- Required work: A line counts if it contains the word "устойчивости" at least once. State how many such lines the records contain, giving the number alone.

- Provided data:
++++

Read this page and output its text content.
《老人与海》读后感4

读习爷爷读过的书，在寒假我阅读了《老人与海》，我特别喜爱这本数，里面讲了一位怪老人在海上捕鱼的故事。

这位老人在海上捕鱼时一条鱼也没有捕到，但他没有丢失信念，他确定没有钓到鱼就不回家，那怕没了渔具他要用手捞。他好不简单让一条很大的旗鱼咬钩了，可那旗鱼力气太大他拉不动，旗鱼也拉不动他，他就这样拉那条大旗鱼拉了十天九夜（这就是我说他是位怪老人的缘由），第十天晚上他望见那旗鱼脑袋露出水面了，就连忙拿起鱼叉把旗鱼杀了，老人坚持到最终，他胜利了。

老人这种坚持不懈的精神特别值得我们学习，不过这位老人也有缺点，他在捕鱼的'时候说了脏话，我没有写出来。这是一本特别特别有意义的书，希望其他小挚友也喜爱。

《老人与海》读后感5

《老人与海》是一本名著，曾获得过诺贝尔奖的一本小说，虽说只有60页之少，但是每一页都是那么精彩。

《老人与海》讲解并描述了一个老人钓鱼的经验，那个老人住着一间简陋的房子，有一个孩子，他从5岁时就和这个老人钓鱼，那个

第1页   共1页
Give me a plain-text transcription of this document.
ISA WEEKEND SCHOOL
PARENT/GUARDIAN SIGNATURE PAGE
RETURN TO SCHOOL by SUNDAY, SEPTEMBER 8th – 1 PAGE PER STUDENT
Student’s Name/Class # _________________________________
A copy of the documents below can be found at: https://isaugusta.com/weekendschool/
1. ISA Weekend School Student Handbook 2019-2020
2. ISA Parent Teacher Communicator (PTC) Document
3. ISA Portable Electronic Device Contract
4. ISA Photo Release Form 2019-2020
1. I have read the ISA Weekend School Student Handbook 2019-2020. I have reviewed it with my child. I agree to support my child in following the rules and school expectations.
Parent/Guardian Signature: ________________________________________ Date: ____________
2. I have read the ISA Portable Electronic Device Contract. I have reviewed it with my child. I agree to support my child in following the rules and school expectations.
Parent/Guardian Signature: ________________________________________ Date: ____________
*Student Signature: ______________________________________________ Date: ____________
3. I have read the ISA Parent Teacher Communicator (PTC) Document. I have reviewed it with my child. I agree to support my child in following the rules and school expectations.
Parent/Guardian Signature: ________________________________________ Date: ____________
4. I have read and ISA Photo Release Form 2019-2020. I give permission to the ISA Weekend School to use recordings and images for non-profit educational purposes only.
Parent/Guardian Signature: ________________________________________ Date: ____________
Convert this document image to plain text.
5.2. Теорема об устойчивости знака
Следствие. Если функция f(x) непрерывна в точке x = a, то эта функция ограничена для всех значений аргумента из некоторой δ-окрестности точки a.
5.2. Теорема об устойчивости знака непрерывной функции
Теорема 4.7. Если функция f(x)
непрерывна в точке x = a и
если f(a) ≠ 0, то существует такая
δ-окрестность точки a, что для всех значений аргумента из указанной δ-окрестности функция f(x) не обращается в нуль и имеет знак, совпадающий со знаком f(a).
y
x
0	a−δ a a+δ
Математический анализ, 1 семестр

++++

- Worked solution: 2